WHAT THE EXERCISE ASKS:
Copy every line from the records that holds the word "effective".

Data extracted from a collection:
----

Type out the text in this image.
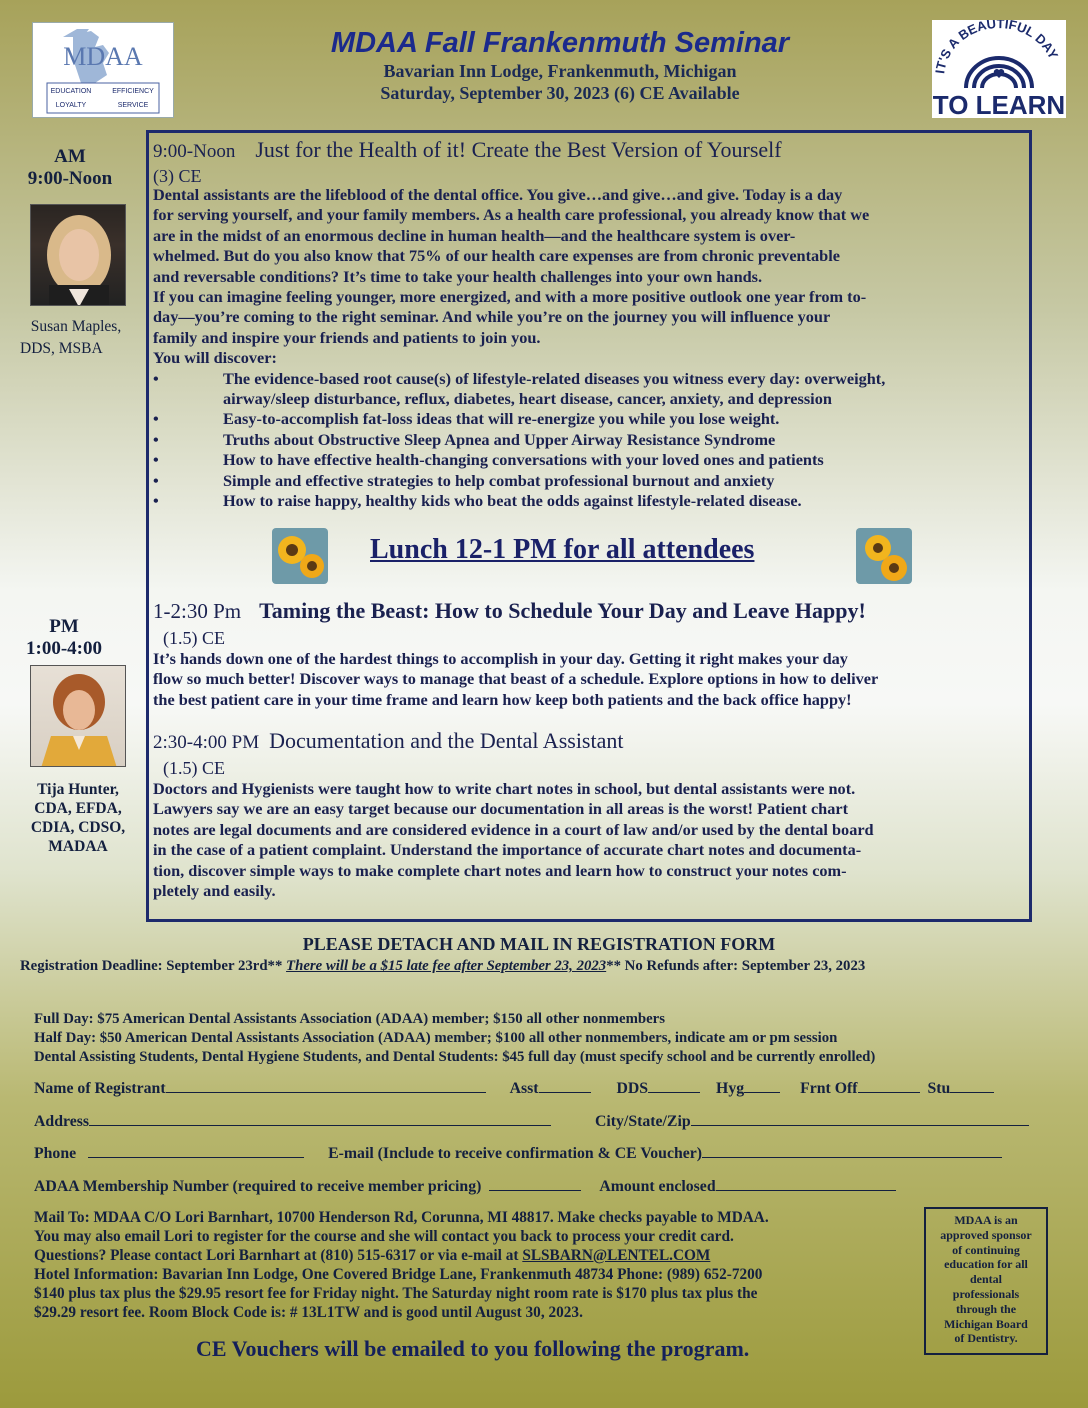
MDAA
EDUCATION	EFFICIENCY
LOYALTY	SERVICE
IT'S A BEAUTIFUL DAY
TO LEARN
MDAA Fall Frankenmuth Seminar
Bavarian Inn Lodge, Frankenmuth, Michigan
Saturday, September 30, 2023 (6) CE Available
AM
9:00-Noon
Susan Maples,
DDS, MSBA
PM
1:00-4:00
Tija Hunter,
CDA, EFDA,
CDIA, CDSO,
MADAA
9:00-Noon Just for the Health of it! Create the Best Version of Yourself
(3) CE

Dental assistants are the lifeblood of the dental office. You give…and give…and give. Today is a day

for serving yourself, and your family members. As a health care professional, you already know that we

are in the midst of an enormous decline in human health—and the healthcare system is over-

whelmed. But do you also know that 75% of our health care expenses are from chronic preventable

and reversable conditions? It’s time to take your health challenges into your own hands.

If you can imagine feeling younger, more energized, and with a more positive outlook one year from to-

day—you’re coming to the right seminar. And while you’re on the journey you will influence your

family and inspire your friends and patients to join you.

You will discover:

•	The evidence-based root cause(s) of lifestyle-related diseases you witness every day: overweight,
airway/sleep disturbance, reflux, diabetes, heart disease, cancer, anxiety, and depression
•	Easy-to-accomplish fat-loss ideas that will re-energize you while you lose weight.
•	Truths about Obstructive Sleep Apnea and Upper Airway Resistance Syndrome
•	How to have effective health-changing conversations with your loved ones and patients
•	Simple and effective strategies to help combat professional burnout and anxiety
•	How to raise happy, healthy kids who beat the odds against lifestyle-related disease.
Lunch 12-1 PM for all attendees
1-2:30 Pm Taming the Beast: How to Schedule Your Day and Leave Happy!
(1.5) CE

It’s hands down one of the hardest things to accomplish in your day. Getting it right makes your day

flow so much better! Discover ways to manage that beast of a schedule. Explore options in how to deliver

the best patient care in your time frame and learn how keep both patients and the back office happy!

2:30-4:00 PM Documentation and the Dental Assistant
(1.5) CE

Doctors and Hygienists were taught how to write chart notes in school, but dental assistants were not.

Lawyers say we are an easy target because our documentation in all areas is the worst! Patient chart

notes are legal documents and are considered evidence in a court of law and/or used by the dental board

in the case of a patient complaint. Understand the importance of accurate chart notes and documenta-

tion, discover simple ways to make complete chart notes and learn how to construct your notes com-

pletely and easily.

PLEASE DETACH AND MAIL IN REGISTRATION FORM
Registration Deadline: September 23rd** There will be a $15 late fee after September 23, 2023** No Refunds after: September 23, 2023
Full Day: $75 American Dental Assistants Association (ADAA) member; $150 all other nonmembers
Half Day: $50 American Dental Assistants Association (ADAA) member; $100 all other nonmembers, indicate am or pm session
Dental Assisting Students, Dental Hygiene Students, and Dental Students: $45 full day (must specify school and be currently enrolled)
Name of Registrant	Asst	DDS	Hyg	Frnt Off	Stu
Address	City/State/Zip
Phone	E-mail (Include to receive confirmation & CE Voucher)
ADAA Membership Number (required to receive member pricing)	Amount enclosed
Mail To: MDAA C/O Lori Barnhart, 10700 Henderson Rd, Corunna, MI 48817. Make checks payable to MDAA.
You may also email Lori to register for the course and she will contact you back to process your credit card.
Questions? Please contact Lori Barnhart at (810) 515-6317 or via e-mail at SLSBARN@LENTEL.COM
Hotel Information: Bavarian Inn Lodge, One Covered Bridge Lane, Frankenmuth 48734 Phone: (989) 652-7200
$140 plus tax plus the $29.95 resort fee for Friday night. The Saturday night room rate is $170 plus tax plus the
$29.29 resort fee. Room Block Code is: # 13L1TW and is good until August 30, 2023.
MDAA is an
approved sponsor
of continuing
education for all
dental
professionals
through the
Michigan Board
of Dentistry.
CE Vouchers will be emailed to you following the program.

----

RESULT OF THE TASK:
•	How to have effective health-changing conversations with your loved ones and patients
•	Simple and effective strategies to help combat professional burnout and anxiety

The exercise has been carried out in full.